→ Given exercise
Quote every line below exactly and skip any picture.

→ Extracted information
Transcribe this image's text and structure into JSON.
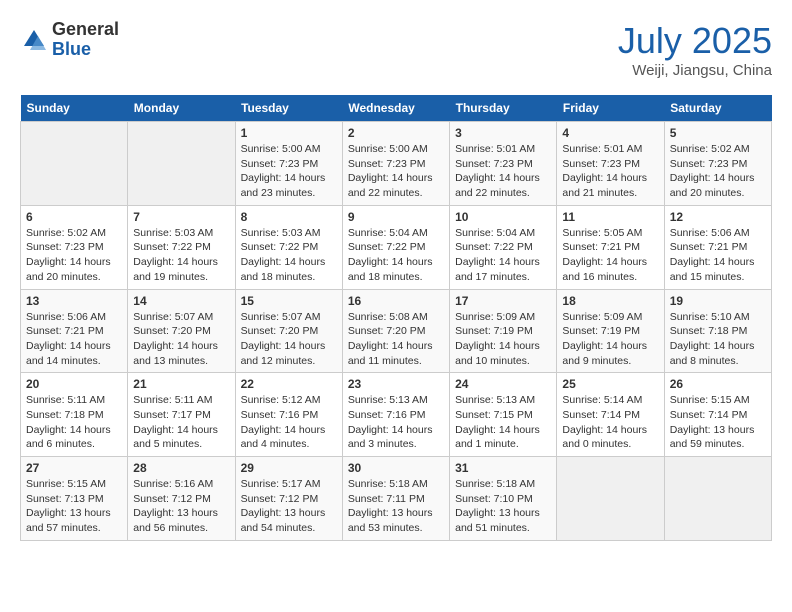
{
  "header": {
    "logo_general": "General",
    "logo_blue": "Blue",
    "month_title": "July 2025",
    "location": "Weiji, Jiangsu, China"
  },
  "weekdays": [
    "Sunday",
    "Monday",
    "Tuesday",
    "Wednesday",
    "Thursday",
    "Friday",
    "Saturday"
  ],
  "weeks": [
    [
      {
        "day": "",
        "detail": ""
      },
      {
        "day": "",
        "detail": ""
      },
      {
        "day": "1",
        "detail": "Sunrise: 5:00 AM\nSunset: 7:23 PM\nDaylight: 14 hours\nand 23 minutes."
      },
      {
        "day": "2",
        "detail": "Sunrise: 5:00 AM\nSunset: 7:23 PM\nDaylight: 14 hours\nand 22 minutes."
      },
      {
        "day": "3",
        "detail": "Sunrise: 5:01 AM\nSunset: 7:23 PM\nDaylight: 14 hours\nand 22 minutes."
      },
      {
        "day": "4",
        "detail": "Sunrise: 5:01 AM\nSunset: 7:23 PM\nDaylight: 14 hours\nand 21 minutes."
      },
      {
        "day": "5",
        "detail": "Sunrise: 5:02 AM\nSunset: 7:23 PM\nDaylight: 14 hours\nand 20 minutes."
      }
    ],
    [
      {
        "day": "6",
        "detail": "Sunrise: 5:02 AM\nSunset: 7:23 PM\nDaylight: 14 hours\nand 20 minutes."
      },
      {
        "day": "7",
        "detail": "Sunrise: 5:03 AM\nSunset: 7:22 PM\nDaylight: 14 hours\nand 19 minutes."
      },
      {
        "day": "8",
        "detail": "Sunrise: 5:03 AM\nSunset: 7:22 PM\nDaylight: 14 hours\nand 18 minutes."
      },
      {
        "day": "9",
        "detail": "Sunrise: 5:04 AM\nSunset: 7:22 PM\nDaylight: 14 hours\nand 18 minutes."
      },
      {
        "day": "10",
        "detail": "Sunrise: 5:04 AM\nSunset: 7:22 PM\nDaylight: 14 hours\nand 17 minutes."
      },
      {
        "day": "11",
        "detail": "Sunrise: 5:05 AM\nSunset: 7:21 PM\nDaylight: 14 hours\nand 16 minutes."
      },
      {
        "day": "12",
        "detail": "Sunrise: 5:06 AM\nSunset: 7:21 PM\nDaylight: 14 hours\nand 15 minutes."
      }
    ],
    [
      {
        "day": "13",
        "detail": "Sunrise: 5:06 AM\nSunset: 7:21 PM\nDaylight: 14 hours\nand 14 minutes."
      },
      {
        "day": "14",
        "detail": "Sunrise: 5:07 AM\nSunset: 7:20 PM\nDaylight: 14 hours\nand 13 minutes."
      },
      {
        "day": "15",
        "detail": "Sunrise: 5:07 AM\nSunset: 7:20 PM\nDaylight: 14 hours\nand 12 minutes."
      },
      {
        "day": "16",
        "detail": "Sunrise: 5:08 AM\nSunset: 7:20 PM\nDaylight: 14 hours\nand 11 minutes."
      },
      {
        "day": "17",
        "detail": "Sunrise: 5:09 AM\nSunset: 7:19 PM\nDaylight: 14 hours\nand 10 minutes."
      },
      {
        "day": "18",
        "detail": "Sunrise: 5:09 AM\nSunset: 7:19 PM\nDaylight: 14 hours\nand 9 minutes."
      },
      {
        "day": "19",
        "detail": "Sunrise: 5:10 AM\nSunset: 7:18 PM\nDaylight: 14 hours\nand 8 minutes."
      }
    ],
    [
      {
        "day": "20",
        "detail": "Sunrise: 5:11 AM\nSunset: 7:18 PM\nDaylight: 14 hours\nand 6 minutes."
      },
      {
        "day": "21",
        "detail": "Sunrise: 5:11 AM\nSunset: 7:17 PM\nDaylight: 14 hours\nand 5 minutes."
      },
      {
        "day": "22",
        "detail": "Sunrise: 5:12 AM\nSunset: 7:16 PM\nDaylight: 14 hours\nand 4 minutes."
      },
      {
        "day": "23",
        "detail": "Sunrise: 5:13 AM\nSunset: 7:16 PM\nDaylight: 14 hours\nand 3 minutes."
      },
      {
        "day": "24",
        "detail": "Sunrise: 5:13 AM\nSunset: 7:15 PM\nDaylight: 14 hours\nand 1 minute."
      },
      {
        "day": "25",
        "detail": "Sunrise: 5:14 AM\nSunset: 7:14 PM\nDaylight: 14 hours\nand 0 minutes."
      },
      {
        "day": "26",
        "detail": "Sunrise: 5:15 AM\nSunset: 7:14 PM\nDaylight: 13 hours\nand 59 minutes."
      }
    ],
    [
      {
        "day": "27",
        "detail": "Sunrise: 5:15 AM\nSunset: 7:13 PM\nDaylight: 13 hours\nand 57 minutes."
      },
      {
        "day": "28",
        "detail": "Sunrise: 5:16 AM\nSunset: 7:12 PM\nDaylight: 13 hours\nand 56 minutes."
      },
      {
        "day": "29",
        "detail": "Sunrise: 5:17 AM\nSunset: 7:12 PM\nDaylight: 13 hours\nand 54 minutes."
      },
      {
        "day": "30",
        "detail": "Sunrise: 5:18 AM\nSunset: 7:11 PM\nDaylight: 13 hours\nand 53 minutes."
      },
      {
        "day": "31",
        "detail": "Sunrise: 5:18 AM\nSunset: 7:10 PM\nDaylight: 13 hours\nand 51 minutes."
      },
      {
        "day": "",
        "detail": ""
      },
      {
        "day": "",
        "detail": ""
      }
    ]
  ]
}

→ Expected answer
Transcribe this image's text and structure into JSON.
{
  "header": {
    "logo_general": "General",
    "logo_blue": "Blue",
    "month_title": "July 2025",
    "location": "Weiji, Jiangsu, China"
  },
  "weekdays": [
    "Sunday",
    "Monday",
    "Tuesday",
    "Wednesday",
    "Thursday",
    "Friday",
    "Saturday"
  ],
  "weeks": [
    [
      {
        "day": "",
        "detail": ""
      },
      {
        "day": "",
        "detail": ""
      },
      {
        "day": "1",
        "detail": "Sunrise: 5:00 AM\nSunset: 7:23 PM\nDaylight: 14 hours\nand 23 minutes."
      },
      {
        "day": "2",
        "detail": "Sunrise: 5:00 AM\nSunset: 7:23 PM\nDaylight: 14 hours\nand 22 minutes."
      },
      {
        "day": "3",
        "detail": "Sunrise: 5:01 AM\nSunset: 7:23 PM\nDaylight: 14 hours\nand 22 minutes."
      },
      {
        "day": "4",
        "detail": "Sunrise: 5:01 AM\nSunset: 7:23 PM\nDaylight: 14 hours\nand 21 minutes."
      },
      {
        "day": "5",
        "detail": "Sunrise: 5:02 AM\nSunset: 7:23 PM\nDaylight: 14 hours\nand 20 minutes."
      }
    ],
    [
      {
        "day": "6",
        "detail": "Sunrise: 5:02 AM\nSunset: 7:23 PM\nDaylight: 14 hours\nand 20 minutes."
      },
      {
        "day": "7",
        "detail": "Sunrise: 5:03 AM\nSunset: 7:22 PM\nDaylight: 14 hours\nand 19 minutes."
      },
      {
        "day": "8",
        "detail": "Sunrise: 5:03 AM\nSunset: 7:22 PM\nDaylight: 14 hours\nand 18 minutes."
      },
      {
        "day": "9",
        "detail": "Sunrise: 5:04 AM\nSunset: 7:22 PM\nDaylight: 14 hours\nand 18 minutes."
      },
      {
        "day": "10",
        "detail": "Sunrise: 5:04 AM\nSunset: 7:22 PM\nDaylight: 14 hours\nand 17 minutes."
      },
      {
        "day": "11",
        "detail": "Sunrise: 5:05 AM\nSunset: 7:21 PM\nDaylight: 14 hours\nand 16 minutes."
      },
      {
        "day": "12",
        "detail": "Sunrise: 5:06 AM\nSunset: 7:21 PM\nDaylight: 14 hours\nand 15 minutes."
      }
    ],
    [
      {
        "day": "13",
        "detail": "Sunrise: 5:06 AM\nSunset: 7:21 PM\nDaylight: 14 hours\nand 14 minutes."
      },
      {
        "day": "14",
        "detail": "Sunrise: 5:07 AM\nSunset: 7:20 PM\nDaylight: 14 hours\nand 13 minutes."
      },
      {
        "day": "15",
        "detail": "Sunrise: 5:07 AM\nSunset: 7:20 PM\nDaylight: 14 hours\nand 12 minutes."
      },
      {
        "day": "16",
        "detail": "Sunrise: 5:08 AM\nSunset: 7:20 PM\nDaylight: 14 hours\nand 11 minutes."
      },
      {
        "day": "17",
        "detail": "Sunrise: 5:09 AM\nSunset: 7:19 PM\nDaylight: 14 hours\nand 10 minutes."
      },
      {
        "day": "18",
        "detail": "Sunrise: 5:09 AM\nSunset: 7:19 PM\nDaylight: 14 hours\nand 9 minutes."
      },
      {
        "day": "19",
        "detail": "Sunrise: 5:10 AM\nSunset: 7:18 PM\nDaylight: 14 hours\nand 8 minutes."
      }
    ],
    [
      {
        "day": "20",
        "detail": "Sunrise: 5:11 AM\nSunset: 7:18 PM\nDaylight: 14 hours\nand 6 minutes."
      },
      {
        "day": "21",
        "detail": "Sunrise: 5:11 AM\nSunset: 7:17 PM\nDaylight: 14 hours\nand 5 minutes."
      },
      {
        "day": "22",
        "detail": "Sunrise: 5:12 AM\nSunset: 7:16 PM\nDaylight: 14 hours\nand 4 minutes."
      },
      {
        "day": "23",
        "detail": "Sunrise: 5:13 AM\nSunset: 7:16 PM\nDaylight: 14 hours\nand 3 minutes."
      },
      {
        "day": "24",
        "detail": "Sunrise: 5:13 AM\nSunset: 7:15 PM\nDaylight: 14 hours\nand 1 minute."
      },
      {
        "day": "25",
        "detail": "Sunrise: 5:14 AM\nSunset: 7:14 PM\nDaylight: 14 hours\nand 0 minutes."
      },
      {
        "day": "26",
        "detail": "Sunrise: 5:15 AM\nSunset: 7:14 PM\nDaylight: 13 hours\nand 59 minutes."
      }
    ],
    [
      {
        "day": "27",
        "detail": "Sunrise: 5:15 AM\nSunset: 7:13 PM\nDaylight: 13 hours\nand 57 minutes."
      },
      {
        "day": "28",
        "detail": "Sunrise: 5:16 AM\nSunset: 7:12 PM\nDaylight: 13 hours\nand 56 minutes."
      },
      {
        "day": "29",
        "detail": "Sunrise: 5:17 AM\nSunset: 7:12 PM\nDaylight: 13 hours\nand 54 minutes."
      },
      {
        "day": "30",
        "detail": "Sunrise: 5:18 AM\nSunset: 7:11 PM\nDaylight: 13 hours\nand 53 minutes."
      },
      {
        "day": "31",
        "detail": "Sunrise: 5:18 AM\nSunset: 7:10 PM\nDaylight: 13 hours\nand 51 minutes."
      },
      {
        "day": "",
        "detail": ""
      },
      {
        "day": "",
        "detail": ""
      }
    ]
  ]
}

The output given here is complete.